* BEGIN Dataset content *

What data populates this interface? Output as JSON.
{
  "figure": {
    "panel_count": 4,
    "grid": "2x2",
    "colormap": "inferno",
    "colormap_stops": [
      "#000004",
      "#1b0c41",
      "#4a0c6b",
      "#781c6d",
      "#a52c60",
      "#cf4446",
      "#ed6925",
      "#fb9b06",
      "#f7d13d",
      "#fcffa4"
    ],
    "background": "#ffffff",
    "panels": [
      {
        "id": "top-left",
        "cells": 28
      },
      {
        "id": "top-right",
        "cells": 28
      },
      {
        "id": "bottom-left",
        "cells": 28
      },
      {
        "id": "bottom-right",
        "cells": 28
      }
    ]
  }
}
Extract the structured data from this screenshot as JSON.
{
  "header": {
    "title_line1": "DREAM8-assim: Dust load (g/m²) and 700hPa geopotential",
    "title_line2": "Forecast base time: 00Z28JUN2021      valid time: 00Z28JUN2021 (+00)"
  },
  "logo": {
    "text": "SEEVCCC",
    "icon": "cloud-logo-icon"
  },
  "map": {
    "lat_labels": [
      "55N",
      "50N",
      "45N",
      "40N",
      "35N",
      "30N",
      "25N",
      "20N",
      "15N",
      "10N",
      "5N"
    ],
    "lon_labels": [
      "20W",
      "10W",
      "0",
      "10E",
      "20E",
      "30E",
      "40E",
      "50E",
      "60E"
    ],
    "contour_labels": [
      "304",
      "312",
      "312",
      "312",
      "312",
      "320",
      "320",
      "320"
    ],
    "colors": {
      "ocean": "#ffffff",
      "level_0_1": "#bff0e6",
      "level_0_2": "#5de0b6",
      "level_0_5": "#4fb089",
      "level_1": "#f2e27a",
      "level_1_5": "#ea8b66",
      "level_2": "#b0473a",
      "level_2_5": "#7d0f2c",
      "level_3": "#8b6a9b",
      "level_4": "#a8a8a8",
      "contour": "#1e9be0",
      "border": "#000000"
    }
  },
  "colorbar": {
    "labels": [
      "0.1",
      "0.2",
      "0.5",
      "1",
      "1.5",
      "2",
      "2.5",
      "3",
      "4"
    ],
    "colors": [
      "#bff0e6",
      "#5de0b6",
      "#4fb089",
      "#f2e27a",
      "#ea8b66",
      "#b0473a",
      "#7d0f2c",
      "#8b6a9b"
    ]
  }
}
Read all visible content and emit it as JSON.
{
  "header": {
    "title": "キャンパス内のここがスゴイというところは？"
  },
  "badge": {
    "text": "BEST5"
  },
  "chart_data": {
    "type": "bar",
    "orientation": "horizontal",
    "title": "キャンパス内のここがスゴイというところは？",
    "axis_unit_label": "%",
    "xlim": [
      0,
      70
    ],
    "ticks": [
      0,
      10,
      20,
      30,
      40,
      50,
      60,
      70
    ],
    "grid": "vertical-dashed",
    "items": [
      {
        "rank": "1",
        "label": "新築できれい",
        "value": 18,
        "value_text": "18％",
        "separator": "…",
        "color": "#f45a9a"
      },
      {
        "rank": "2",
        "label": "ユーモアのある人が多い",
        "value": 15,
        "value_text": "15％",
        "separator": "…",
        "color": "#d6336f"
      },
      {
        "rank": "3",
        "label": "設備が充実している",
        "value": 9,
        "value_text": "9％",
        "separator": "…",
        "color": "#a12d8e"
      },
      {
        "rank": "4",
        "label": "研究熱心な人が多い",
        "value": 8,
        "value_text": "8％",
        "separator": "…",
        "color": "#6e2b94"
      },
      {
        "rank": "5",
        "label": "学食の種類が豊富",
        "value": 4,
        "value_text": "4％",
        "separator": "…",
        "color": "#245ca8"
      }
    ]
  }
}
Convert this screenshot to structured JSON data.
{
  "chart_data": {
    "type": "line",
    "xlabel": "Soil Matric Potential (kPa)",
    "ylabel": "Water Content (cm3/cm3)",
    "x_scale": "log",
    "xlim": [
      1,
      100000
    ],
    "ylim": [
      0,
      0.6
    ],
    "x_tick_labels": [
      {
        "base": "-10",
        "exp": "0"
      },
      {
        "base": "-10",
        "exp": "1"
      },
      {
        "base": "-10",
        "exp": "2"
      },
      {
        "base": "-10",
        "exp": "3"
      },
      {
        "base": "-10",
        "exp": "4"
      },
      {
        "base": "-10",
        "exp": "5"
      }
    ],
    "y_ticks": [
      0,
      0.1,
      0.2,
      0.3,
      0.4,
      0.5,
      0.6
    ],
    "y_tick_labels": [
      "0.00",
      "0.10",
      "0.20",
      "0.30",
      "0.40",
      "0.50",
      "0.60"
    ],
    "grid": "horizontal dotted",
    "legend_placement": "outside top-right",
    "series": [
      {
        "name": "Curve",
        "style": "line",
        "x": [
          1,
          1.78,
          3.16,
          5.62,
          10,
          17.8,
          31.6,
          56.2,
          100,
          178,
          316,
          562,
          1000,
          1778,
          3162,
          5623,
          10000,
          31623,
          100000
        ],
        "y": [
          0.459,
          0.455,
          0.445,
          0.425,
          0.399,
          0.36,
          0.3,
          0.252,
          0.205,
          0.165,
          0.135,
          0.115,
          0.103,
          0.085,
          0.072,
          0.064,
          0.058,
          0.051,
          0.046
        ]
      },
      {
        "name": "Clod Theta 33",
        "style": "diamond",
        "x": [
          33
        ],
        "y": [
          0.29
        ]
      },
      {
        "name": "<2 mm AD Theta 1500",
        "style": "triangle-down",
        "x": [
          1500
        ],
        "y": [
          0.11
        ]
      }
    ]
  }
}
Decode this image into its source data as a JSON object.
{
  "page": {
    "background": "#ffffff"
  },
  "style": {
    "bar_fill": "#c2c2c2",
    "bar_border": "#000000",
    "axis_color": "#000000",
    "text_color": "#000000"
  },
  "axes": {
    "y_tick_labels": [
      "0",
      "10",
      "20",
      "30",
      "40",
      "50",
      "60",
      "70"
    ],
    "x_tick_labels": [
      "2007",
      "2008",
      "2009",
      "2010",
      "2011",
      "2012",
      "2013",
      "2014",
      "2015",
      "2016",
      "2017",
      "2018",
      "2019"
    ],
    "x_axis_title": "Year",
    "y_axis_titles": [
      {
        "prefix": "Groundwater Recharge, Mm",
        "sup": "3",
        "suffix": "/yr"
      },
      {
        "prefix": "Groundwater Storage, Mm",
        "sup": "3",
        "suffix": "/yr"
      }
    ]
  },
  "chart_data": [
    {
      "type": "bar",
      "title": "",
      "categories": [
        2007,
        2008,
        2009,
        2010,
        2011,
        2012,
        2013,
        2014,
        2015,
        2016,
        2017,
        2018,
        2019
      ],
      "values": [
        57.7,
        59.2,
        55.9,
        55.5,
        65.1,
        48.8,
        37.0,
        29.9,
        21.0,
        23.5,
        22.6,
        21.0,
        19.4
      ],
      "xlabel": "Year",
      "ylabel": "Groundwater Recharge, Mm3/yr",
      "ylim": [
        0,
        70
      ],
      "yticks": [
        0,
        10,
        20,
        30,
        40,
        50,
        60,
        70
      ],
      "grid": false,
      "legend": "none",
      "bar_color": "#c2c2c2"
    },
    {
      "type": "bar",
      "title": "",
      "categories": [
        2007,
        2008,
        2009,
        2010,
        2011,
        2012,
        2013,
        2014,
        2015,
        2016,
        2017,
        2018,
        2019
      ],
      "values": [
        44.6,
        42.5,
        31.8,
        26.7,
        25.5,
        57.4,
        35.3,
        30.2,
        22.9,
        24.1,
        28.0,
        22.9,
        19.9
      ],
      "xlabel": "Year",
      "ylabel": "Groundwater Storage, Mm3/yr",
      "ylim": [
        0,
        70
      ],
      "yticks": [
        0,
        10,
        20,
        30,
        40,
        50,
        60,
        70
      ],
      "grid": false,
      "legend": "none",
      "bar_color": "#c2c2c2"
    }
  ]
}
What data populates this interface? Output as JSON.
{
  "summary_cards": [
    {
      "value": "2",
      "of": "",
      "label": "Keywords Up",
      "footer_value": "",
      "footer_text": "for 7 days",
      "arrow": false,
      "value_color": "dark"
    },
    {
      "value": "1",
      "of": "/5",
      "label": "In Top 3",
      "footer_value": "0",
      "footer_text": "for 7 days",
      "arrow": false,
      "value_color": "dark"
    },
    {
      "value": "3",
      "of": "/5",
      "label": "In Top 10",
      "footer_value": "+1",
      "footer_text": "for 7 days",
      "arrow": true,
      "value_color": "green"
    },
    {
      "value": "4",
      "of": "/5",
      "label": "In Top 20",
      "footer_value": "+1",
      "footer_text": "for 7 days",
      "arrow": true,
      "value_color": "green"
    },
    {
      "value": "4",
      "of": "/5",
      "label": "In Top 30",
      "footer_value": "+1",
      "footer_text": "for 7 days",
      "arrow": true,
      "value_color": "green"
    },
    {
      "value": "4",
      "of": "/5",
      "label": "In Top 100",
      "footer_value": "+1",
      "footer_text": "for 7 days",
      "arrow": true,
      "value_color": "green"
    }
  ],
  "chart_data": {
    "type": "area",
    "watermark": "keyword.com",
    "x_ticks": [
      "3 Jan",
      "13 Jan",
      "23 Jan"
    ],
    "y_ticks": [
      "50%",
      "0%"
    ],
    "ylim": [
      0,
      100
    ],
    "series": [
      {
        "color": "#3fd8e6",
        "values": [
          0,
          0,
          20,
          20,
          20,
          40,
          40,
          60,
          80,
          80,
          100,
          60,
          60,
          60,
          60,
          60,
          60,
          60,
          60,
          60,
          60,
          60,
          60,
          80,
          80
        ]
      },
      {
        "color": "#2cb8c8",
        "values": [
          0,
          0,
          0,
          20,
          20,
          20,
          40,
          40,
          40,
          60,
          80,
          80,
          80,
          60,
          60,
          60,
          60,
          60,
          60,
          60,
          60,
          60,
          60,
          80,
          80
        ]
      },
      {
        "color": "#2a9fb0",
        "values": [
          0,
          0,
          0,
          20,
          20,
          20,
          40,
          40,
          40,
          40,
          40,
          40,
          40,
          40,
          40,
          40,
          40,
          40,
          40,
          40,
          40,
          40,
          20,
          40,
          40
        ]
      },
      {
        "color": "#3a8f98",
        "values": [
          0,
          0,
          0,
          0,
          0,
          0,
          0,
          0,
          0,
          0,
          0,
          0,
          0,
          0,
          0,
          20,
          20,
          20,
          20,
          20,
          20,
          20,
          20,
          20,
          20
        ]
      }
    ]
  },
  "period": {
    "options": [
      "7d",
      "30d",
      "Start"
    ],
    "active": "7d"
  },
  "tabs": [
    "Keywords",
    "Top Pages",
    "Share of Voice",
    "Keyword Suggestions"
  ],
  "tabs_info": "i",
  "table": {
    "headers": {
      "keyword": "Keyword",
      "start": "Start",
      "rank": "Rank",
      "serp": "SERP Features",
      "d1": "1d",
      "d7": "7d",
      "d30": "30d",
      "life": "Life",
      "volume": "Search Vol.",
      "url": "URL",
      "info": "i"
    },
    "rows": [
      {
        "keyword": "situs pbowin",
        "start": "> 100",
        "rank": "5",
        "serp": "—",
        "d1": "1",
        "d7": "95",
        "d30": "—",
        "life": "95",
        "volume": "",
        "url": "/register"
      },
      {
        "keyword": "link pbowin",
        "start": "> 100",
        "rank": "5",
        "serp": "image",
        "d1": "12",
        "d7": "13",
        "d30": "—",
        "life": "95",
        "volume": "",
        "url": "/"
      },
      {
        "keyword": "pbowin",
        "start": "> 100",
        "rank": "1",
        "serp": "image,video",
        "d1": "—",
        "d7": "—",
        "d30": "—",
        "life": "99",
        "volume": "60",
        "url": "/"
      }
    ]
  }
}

* END Dataset content *

Where a line of the material above holds the string "grid", copy that line.

Solution to this problem:
    "grid": "2x2",
    "grid": "vertical-dashed",
    "grid": "horizontal dotted",
      "grid": false,
      "grid": false,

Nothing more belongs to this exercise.